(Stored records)

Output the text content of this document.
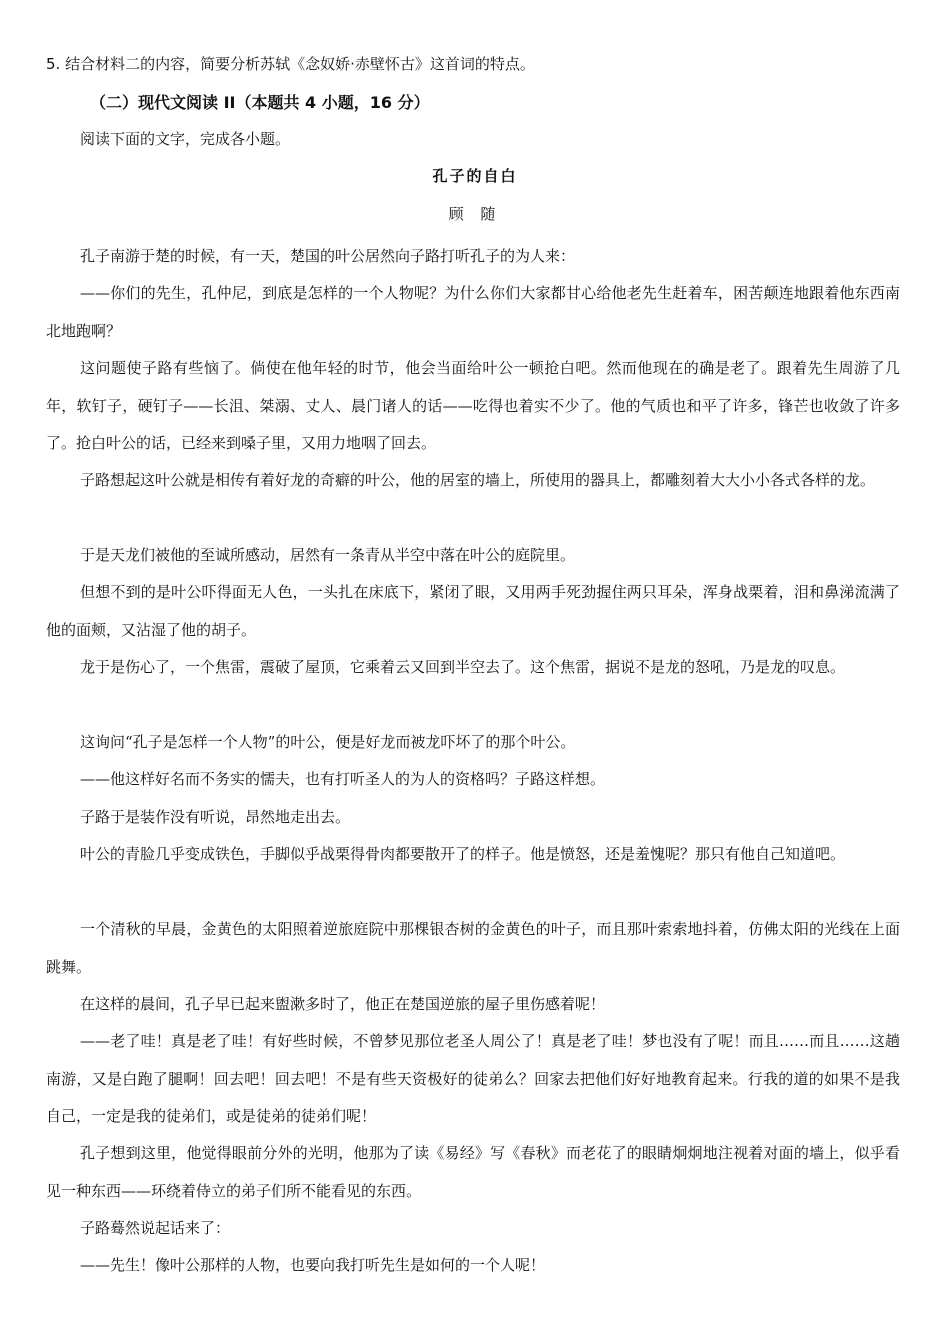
5. 结合材料二的内容，简要分析苏轼《念奴娇·赤壁怀古》这首词的特点。
（二）现代文阅读 II（本题共 4 小题，16 分）
阅读下面的文字，完成各小题。
孔子的自白
顾 随

孔子南游于楚的时候，有一天，楚国的叶公居然向子路打听孔子的为人来：

——你们的先生，孔仲尼，到底是怎样的一个人物呢？为什么你们大家都甘心给他老先生赶着车，困苦颠连地跟着他东西南北地跑啊？

这问题使子路有些恼了。倘使在他年轻的时节，他会当面给叶公一顿抢白吧。然而他现在的确是老了。跟着先生周游了几年，软钉子，硬钉子——长沮、桀溺、丈人、晨门诸人的话——吃得也着实不少了。他的气质也和平了许多，锋芒也收敛了许多了。抢白叶公的话，已经来到嗓子里，又用力地咽了回去。

子路想起这叶公就是相传有着好龙的奇癖的叶公，他的居室的墙上，所使用的器具上，都雕刻着大大小小各式各样的龙。

于是天龙们被他的至诚所感动，居然有一条青从半空中落在叶公的庭院里。

但想不到的是叶公吓得面无人色，一头扎在床底下，紧闭了眼，又用两手死劲握住两只耳朵，浑身战栗着，泪和鼻涕流满了他的面颊，又沾湿了他的胡子。

龙于是伤心了，一个焦雷，震破了屋顶，它乘着云又回到半空去了。这个焦雷，据说不是龙的怒吼，乃是龙的叹息。

这询问“孔子是怎样一个人物”的叶公，便是好龙而被龙吓坏了的那个叶公。

——他这样好名而不务实的懦夫，也有打听圣人的为人的资格吗？子路这样想。

子路于是装作没有听说，昂然地走出去。

叶公的青脸几乎变成铁色，手脚似乎战栗得骨肉都要散开了的样子。他是愤怒，还是羞愧呢？那只有他自己知道吧。

一个清秋的早晨，金黄色的太阳照着逆旅庭院中那棵银杏树的金黄色的叶子，而且那叶索索地抖着，仿佛太阳的光线在上面跳舞。

在这样的晨间，孔子早已起来盥漱多时了，他正在楚国逆旅的屋子里伤感着呢！

——老了哇！真是老了哇！有好些时候，不曾梦见那位老圣人周公了！真是老了哇！梦也没有了呢！而且……而且……这趟南游，又是白跑了腿啊！回去吧！回去吧！不是有些天资极好的徒弟么？回家去把他们好好地教育起来。行我的道的如果不是我自己，一定是我的徒弟们，或是徒弟的徒弟们呢！

孔子想到这里，他觉得眼前分外的光明，他那为了读《易经》写《春秋》而老花了的眼睛炯炯地注视着对面的墙上，似乎看见一种东西——环绕着侍立的弟子们所不能看见的东西。

子路蓦然说起话来了：

——先生！像叶公那样的人物，也要向我打听先生是如何的一个人呢！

#### Task directions:
Without the pictures, restate all the entries above exactly.

#### Full response:
Output the text content of this document.
5. 结合材料二的内容，简要分析苏轼《念奴娇·赤壁怀古》这首词的特点。
（二）现代文阅读 II（本题共 4 小题，16 分）
阅读下面的文字，完成各小题。
孔子的自白
顾 随

孔子南游于楚的时候，有一天，楚国的叶公居然向子路打听孔子的为人来：

——你们的先生，孔仲尼，到底是怎样的一个人物呢？为什么你们大家都甘心给他老先生赶着车，困苦颠连地跟着他东西南北地跑啊？

这问题使子路有些恼了。倘使在他年轻的时节，他会当面给叶公一顿抢白吧。然而他现在的确是老了。跟着先生周游了几年，软钉子，硬钉子——长沮、桀溺、丈人、晨门诸人的话——吃得也着实不少了。他的气质也和平了许多，锋芒也收敛了许多了。抢白叶公的话，已经来到嗓子里，又用力地咽了回去。

子路想起这叶公就是相传有着好龙的奇癖的叶公，他的居室的墙上，所使用的器具上，都雕刻着大大小小各式各样的龙。

于是天龙们被他的至诚所感动，居然有一条青从半空中落在叶公的庭院里。

但想不到的是叶公吓得面无人色，一头扎在床底下，紧闭了眼，又用两手死劲握住两只耳朵，浑身战栗着，泪和鼻涕流满了他的面颊，又沾湿了他的胡子。

龙于是伤心了，一个焦雷，震破了屋顶，它乘着云又回到半空去了。这个焦雷，据说不是龙的怒吼，乃是龙的叹息。

这询问“孔子是怎样一个人物”的叶公，便是好龙而被龙吓坏了的那个叶公。

——他这样好名而不务实的懦夫，也有打听圣人的为人的资格吗？子路这样想。

子路于是装作没有听说，昂然地走出去。

叶公的青脸几乎变成铁色，手脚似乎战栗得骨肉都要散开了的样子。他是愤怒，还是羞愧呢？那只有他自己知道吧。

一个清秋的早晨，金黄色的太阳照着逆旅庭院中那棵银杏树的金黄色的叶子，而且那叶索索地抖着，仿佛太阳的光线在上面跳舞。

在这样的晨间，孔子早已起来盥漱多时了，他正在楚国逆旅的屋子里伤感着呢！

——老了哇！真是老了哇！有好些时候，不曾梦见那位老圣人周公了！真是老了哇！梦也没有了呢！而且……而且……这趟南游，又是白跑了腿啊！回去吧！回去吧！不是有些天资极好的徒弟么？回家去把他们好好地教育起来。行我的道的如果不是我自己，一定是我的徒弟们，或是徒弟的徒弟们呢！

孔子想到这里，他觉得眼前分外的光明，他那为了读《易经》写《春秋》而老花了的眼睛炯炯地注视着对面的墙上，似乎看见一种东西——环绕着侍立的弟子们所不能看见的东西。

子路蓦然说起话来了：

——先生！像叶公那样的人物，也要向我打听先生是如何的一个人呢！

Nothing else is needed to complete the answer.